_Work to complete_.
Lines that contain the string "size" are to be copied; leave out all others.

++++

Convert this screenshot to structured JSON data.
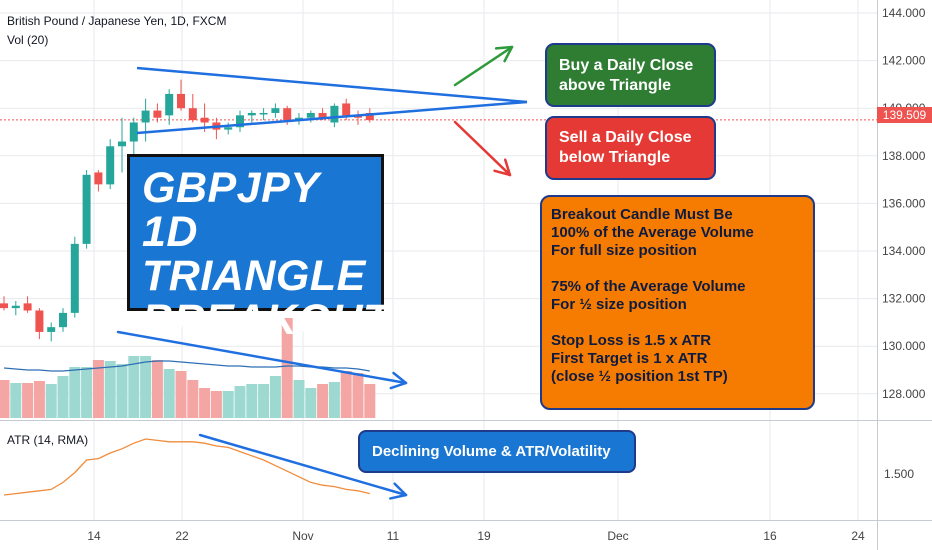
{
  "header": {
    "symbol_title": "British Pound / Japanese Yen, 1D, FXCM",
    "volume_label": "Vol (20)",
    "atr_label": "ATR (14, RMA)"
  },
  "price_tag": "139.509",
  "callouts": {
    "buy": [
      "Buy a Daily Close",
      "above Triangle"
    ],
    "sell": [
      "Sell a Daily Close",
      "below Triangle"
    ],
    "title": [
      "GBPJPY 1D",
      "TRIANGLE",
      "BREAKOUT"
    ],
    "rules": [
      "Breakout Candle Must Be",
      "100% of the Average Volume",
      "For full size position",
      "",
      "75% of the Average Volume",
      "For ½ size position",
      "",
      "Stop Loss is 1.5 x ATR",
      "First Target is 1 x ATR",
      "(close ½ position 1st TP)"
    ],
    "volume_note": "Declining Volume & ATR/Volatility"
  },
  "colors": {
    "up": "#26a69a",
    "down": "#ef5350",
    "vol_up": "#9dd8d1",
    "vol_down": "#f4a6a4",
    "vol_ma": "#2f6fb5",
    "atr_line": "#f08c3c",
    "triangle": "#1f6fe0",
    "buy_arrow": "#2e9a3a",
    "sell_arrow": "#e53935",
    "trend_arrow": "#1f6fe0",
    "grid": "#e8eaee",
    "axis_text": "#444",
    "last_price_line": "#ef5350"
  },
  "chart_data": [
    {
      "type": "candlestick",
      "title": "British Pound / Japanese Yen, 1D, FXCM",
      "x_ticks": [
        "14",
        "22",
        "Nov",
        "11",
        "19",
        "Dec",
        "16",
        "24"
      ],
      "y_ticks": [
        "128.000",
        "130.000",
        "132.000",
        "134.000",
        "136.000",
        "138.000",
        "140.000",
        "142.000",
        "144.000"
      ],
      "ylim": [
        126.5,
        144.5
      ],
      "last_price": 139.509,
      "candles": [
        {
          "o": 131.8,
          "h": 132.1,
          "l": 131.5,
          "c": 131.6
        },
        {
          "o": 131.6,
          "h": 131.9,
          "l": 131.3,
          "c": 131.7
        },
        {
          "o": 131.8,
          "h": 132.1,
          "l": 131.4,
          "c": 131.5
        },
        {
          "o": 131.5,
          "h": 131.6,
          "l": 130.3,
          "c": 130.6
        },
        {
          "o": 130.6,
          "h": 131.0,
          "l": 130.2,
          "c": 130.8
        },
        {
          "o": 130.8,
          "h": 131.6,
          "l": 130.6,
          "c": 131.4
        },
        {
          "o": 131.4,
          "h": 134.6,
          "l": 131.2,
          "c": 134.3
        },
        {
          "o": 134.3,
          "h": 137.4,
          "l": 134.1,
          "c": 137.2
        },
        {
          "o": 137.3,
          "h": 137.4,
          "l": 136.5,
          "c": 136.8
        },
        {
          "o": 136.8,
          "h": 138.7,
          "l": 136.6,
          "c": 138.4
        },
        {
          "o": 138.4,
          "h": 139.6,
          "l": 137.3,
          "c": 138.6
        },
        {
          "o": 138.6,
          "h": 139.6,
          "l": 137.6,
          "c": 139.4
        },
        {
          "o": 139.4,
          "h": 140.4,
          "l": 138.6,
          "c": 139.9
        },
        {
          "o": 139.9,
          "h": 140.2,
          "l": 139.4,
          "c": 139.6
        },
        {
          "o": 139.7,
          "h": 140.8,
          "l": 139.3,
          "c": 140.6
        },
        {
          "o": 140.6,
          "h": 141.2,
          "l": 139.9,
          "c": 140.0
        },
        {
          "o": 140.0,
          "h": 140.6,
          "l": 139.4,
          "c": 139.5
        },
        {
          "o": 139.6,
          "h": 140.2,
          "l": 139.0,
          "c": 139.4
        },
        {
          "o": 139.4,
          "h": 139.6,
          "l": 138.7,
          "c": 139.1
        },
        {
          "o": 139.1,
          "h": 139.4,
          "l": 138.9,
          "c": 139.2
        },
        {
          "o": 139.2,
          "h": 139.9,
          "l": 139.0,
          "c": 139.7
        },
        {
          "o": 139.7,
          "h": 139.9,
          "l": 139.4,
          "c": 139.8
        },
        {
          "o": 139.8,
          "h": 140.0,
          "l": 139.5,
          "c": 139.8
        },
        {
          "o": 139.8,
          "h": 140.2,
          "l": 139.6,
          "c": 140.0
        },
        {
          "o": 140.0,
          "h": 140.1,
          "l": 139.3,
          "c": 139.5
        },
        {
          "o": 139.5,
          "h": 139.8,
          "l": 139.3,
          "c": 139.6
        },
        {
          "o": 139.6,
          "h": 139.9,
          "l": 139.4,
          "c": 139.8
        },
        {
          "o": 139.8,
          "h": 140.0,
          "l": 139.5,
          "c": 139.6
        },
        {
          "o": 139.4,
          "h": 140.2,
          "l": 139.2,
          "c": 140.1
        },
        {
          "o": 140.2,
          "h": 140.4,
          "l": 139.5,
          "c": 139.7
        },
        {
          "o": 139.7,
          "h": 139.9,
          "l": 139.3,
          "c": 139.6
        },
        {
          "o": 139.8,
          "h": 140.0,
          "l": 139.4,
          "c": 139.5
        }
      ],
      "volume": [
        0.38,
        0.35,
        0.35,
        0.37,
        0.34,
        0.42,
        0.51,
        0.51,
        0.58,
        0.57,
        0.54,
        0.62,
        0.62,
        0.58,
        0.49,
        0.47,
        0.38,
        0.3,
        0.27,
        0.27,
        0.32,
        0.34,
        0.34,
        0.42,
        1.0,
        0.38,
        0.3,
        0.34,
        0.36,
        0.47,
        0.45,
        0.34
      ],
      "volume_ma": [
        0.5,
        0.49,
        0.48,
        0.48,
        0.47,
        0.47,
        0.48,
        0.49,
        0.5,
        0.51,
        0.52,
        0.54,
        0.56,
        0.57,
        0.57,
        0.56,
        0.55,
        0.54,
        0.53,
        0.52,
        0.52,
        0.51,
        0.51,
        0.51,
        0.52,
        0.52,
        0.51,
        0.51,
        0.5,
        0.5,
        0.49,
        0.47
      ]
    },
    {
      "type": "line",
      "title": "ATR (14, RMA)",
      "y_ticks": [
        "1.500"
      ],
      "ylim": [
        1.31,
        1.92
      ],
      "series": [
        {
          "name": "ATR (14, RMA)",
          "values": [
            1.35,
            1.36,
            1.37,
            1.38,
            1.39,
            1.44,
            1.51,
            1.6,
            1.61,
            1.65,
            1.68,
            1.72,
            1.75,
            1.74,
            1.73,
            1.73,
            1.73,
            1.72,
            1.7,
            1.69,
            1.66,
            1.63,
            1.6,
            1.56,
            1.52,
            1.48,
            1.44,
            1.42,
            1.41,
            1.39,
            1.38,
            1.36
          ]
        }
      ]
    }
  ]
}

++++

_Task output_.
      "For full size position",
      "For ½ size position",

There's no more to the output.